In the material below, identify each line bearing the word "body". Reproduce those lines.
+++ Data shown +++
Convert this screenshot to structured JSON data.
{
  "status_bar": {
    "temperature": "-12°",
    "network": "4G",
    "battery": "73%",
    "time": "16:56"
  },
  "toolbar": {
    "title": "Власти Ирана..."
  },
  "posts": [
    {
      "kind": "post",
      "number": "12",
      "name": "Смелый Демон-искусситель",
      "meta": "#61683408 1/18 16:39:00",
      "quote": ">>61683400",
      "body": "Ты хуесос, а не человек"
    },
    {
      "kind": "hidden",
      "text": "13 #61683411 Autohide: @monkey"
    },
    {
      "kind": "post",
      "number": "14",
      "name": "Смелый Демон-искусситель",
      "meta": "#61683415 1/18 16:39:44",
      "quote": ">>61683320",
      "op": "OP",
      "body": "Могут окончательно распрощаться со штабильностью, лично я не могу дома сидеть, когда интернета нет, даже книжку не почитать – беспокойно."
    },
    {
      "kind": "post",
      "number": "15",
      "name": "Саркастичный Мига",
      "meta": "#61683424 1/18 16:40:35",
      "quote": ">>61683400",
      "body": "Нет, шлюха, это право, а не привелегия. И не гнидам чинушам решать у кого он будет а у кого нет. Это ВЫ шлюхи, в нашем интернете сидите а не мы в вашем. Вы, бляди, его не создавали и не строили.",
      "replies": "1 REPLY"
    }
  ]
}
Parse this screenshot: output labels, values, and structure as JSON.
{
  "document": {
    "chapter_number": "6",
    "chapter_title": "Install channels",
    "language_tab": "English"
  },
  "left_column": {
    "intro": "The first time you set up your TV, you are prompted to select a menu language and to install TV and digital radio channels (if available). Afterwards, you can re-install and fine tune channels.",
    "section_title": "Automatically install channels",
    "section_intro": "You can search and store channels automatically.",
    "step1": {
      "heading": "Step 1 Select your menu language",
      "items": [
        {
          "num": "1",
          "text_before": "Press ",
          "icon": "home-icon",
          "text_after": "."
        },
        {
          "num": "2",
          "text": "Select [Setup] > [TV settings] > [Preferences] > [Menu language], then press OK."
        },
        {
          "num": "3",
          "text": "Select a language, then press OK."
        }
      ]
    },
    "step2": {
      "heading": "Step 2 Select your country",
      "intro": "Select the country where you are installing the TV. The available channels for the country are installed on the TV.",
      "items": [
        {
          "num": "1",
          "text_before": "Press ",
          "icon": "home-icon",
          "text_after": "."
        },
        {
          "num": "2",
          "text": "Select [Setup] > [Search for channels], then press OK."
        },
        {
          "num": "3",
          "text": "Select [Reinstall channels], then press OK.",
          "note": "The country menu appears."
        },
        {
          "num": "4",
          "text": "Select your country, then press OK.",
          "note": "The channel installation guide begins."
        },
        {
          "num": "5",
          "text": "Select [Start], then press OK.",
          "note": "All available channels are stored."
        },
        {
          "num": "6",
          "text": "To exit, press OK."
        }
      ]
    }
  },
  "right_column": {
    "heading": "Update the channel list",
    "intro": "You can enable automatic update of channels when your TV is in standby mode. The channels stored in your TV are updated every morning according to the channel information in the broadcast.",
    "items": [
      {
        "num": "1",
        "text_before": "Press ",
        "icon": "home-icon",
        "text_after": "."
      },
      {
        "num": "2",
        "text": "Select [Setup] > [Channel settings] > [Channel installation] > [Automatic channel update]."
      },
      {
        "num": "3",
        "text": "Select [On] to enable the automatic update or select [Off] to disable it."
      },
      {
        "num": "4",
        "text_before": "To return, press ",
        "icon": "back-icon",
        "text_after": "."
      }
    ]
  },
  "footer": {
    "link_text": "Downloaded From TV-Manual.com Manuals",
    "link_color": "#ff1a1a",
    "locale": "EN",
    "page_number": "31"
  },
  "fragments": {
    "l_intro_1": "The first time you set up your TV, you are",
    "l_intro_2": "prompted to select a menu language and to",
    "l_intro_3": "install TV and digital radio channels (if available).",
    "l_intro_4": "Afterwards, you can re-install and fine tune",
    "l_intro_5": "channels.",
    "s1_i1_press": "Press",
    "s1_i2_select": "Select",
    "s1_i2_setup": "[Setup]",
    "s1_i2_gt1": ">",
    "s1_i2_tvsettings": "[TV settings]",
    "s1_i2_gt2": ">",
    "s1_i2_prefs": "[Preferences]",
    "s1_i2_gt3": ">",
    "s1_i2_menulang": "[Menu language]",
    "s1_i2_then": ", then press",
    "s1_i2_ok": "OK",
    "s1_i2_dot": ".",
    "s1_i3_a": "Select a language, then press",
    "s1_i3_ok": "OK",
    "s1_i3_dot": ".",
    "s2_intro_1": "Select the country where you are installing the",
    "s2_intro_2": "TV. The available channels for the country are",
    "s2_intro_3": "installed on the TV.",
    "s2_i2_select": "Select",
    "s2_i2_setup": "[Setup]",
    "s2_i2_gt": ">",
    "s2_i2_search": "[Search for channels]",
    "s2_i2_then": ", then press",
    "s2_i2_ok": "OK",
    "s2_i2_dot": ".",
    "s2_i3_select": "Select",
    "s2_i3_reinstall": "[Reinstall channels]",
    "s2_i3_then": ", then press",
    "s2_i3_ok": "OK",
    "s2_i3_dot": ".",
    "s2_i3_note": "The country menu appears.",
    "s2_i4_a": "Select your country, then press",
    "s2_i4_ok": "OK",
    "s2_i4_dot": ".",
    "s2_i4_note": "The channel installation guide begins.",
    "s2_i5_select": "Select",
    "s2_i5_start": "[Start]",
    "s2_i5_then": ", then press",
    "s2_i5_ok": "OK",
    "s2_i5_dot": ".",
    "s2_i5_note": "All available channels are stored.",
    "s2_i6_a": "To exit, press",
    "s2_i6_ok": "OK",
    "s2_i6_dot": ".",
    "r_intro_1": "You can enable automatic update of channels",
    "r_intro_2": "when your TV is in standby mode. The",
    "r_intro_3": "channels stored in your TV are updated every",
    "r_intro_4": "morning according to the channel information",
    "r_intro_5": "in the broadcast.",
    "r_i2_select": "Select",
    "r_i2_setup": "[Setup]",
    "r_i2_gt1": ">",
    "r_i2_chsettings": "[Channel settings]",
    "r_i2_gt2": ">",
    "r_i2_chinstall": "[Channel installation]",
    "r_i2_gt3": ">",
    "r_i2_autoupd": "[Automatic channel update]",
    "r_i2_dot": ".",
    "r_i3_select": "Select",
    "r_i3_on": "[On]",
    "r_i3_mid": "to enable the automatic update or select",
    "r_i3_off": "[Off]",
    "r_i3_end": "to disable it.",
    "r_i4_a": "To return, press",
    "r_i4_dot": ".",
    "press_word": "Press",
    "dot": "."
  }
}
+++
**The solution**:
      "body": "Ты хуесос, а не человек"
      "body": "Могут окончательно распрощаться со штабильностью, лично я не могу дома сидеть, когда интернета нет, даже книжку не почитать – беспокойно."
      "body": "Нет, шлюха, это право, а не привелегия. И не гнидам чинушам решать у кого он будет а у кого нет. Это ВЫ шлюхи, в нашем интернете сидите а не мы в вашем. Вы, бляди, его не создавали и не строили.",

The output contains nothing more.